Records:
◇ ◇ ◇
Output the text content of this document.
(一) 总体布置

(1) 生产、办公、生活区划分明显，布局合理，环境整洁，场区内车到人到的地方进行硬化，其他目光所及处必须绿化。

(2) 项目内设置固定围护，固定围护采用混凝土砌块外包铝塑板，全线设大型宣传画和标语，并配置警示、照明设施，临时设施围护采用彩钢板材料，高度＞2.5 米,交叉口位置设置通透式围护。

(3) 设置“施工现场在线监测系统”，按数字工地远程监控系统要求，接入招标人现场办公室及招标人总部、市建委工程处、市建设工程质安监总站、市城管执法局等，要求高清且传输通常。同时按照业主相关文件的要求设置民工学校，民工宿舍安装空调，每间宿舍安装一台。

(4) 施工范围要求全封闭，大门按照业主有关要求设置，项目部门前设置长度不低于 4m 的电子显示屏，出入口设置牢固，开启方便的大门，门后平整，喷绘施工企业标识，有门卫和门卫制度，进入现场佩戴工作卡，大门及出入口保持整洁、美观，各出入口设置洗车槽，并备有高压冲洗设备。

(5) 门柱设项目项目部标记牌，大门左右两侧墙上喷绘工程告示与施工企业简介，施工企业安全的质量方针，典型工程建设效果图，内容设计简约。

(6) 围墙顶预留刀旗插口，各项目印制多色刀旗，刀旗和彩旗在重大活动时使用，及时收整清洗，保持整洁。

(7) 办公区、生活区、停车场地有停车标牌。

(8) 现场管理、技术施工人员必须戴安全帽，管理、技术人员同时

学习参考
◇ ◇ ◇
Task objective
Above are some records; repeat all of them exactly.

Exercise output
Output the text content of this document.
(一) 总体布置

(1) 生产、办公、生活区划分明显，布局合理，环境整洁，场区内车到人到的地方进行硬化，其他目光所及处必须绿化。

(2) 项目内设置固定围护，固定围护采用混凝土砌块外包铝塑板，全线设大型宣传画和标语，并配置警示、照明设施，临时设施围护采用彩钢板材料，高度＞2.5 米,交叉口位置设置通透式围护。

(3) 设置“施工现场在线监测系统”，按数字工地远程监控系统要求，接入招标人现场办公室及招标人总部、市建委工程处、市建设工程质安监总站、市城管执法局等，要求高清且传输通常。同时按照业主相关文件的要求设置民工学校，民工宿舍安装空调，每间宿舍安装一台。

(4) 施工范围要求全封闭，大门按照业主有关要求设置，项目部门前设置长度不低于 4m 的电子显示屏，出入口设置牢固，开启方便的大门，门后平整，喷绘施工企业标识，有门卫和门卫制度，进入现场佩戴工作卡，大门及出入口保持整洁、美观，各出入口设置洗车槽，并备有高压冲洗设备。

(5) 门柱设项目项目部标记牌，大门左右两侧墙上喷绘工程告示与施工企业简介，施工企业安全的质量方针，典型工程建设效果图，内容设计简约。

(6) 围墙顶预留刀旗插口，各项目印制多色刀旗，刀旗和彩旗在重大活动时使用，及时收整清洗，保持整洁。

(7) 办公区、生活区、停车场地有停车标牌。

(8) 现场管理、技术施工人员必须戴安全帽，管理、技术人员同时

学习参考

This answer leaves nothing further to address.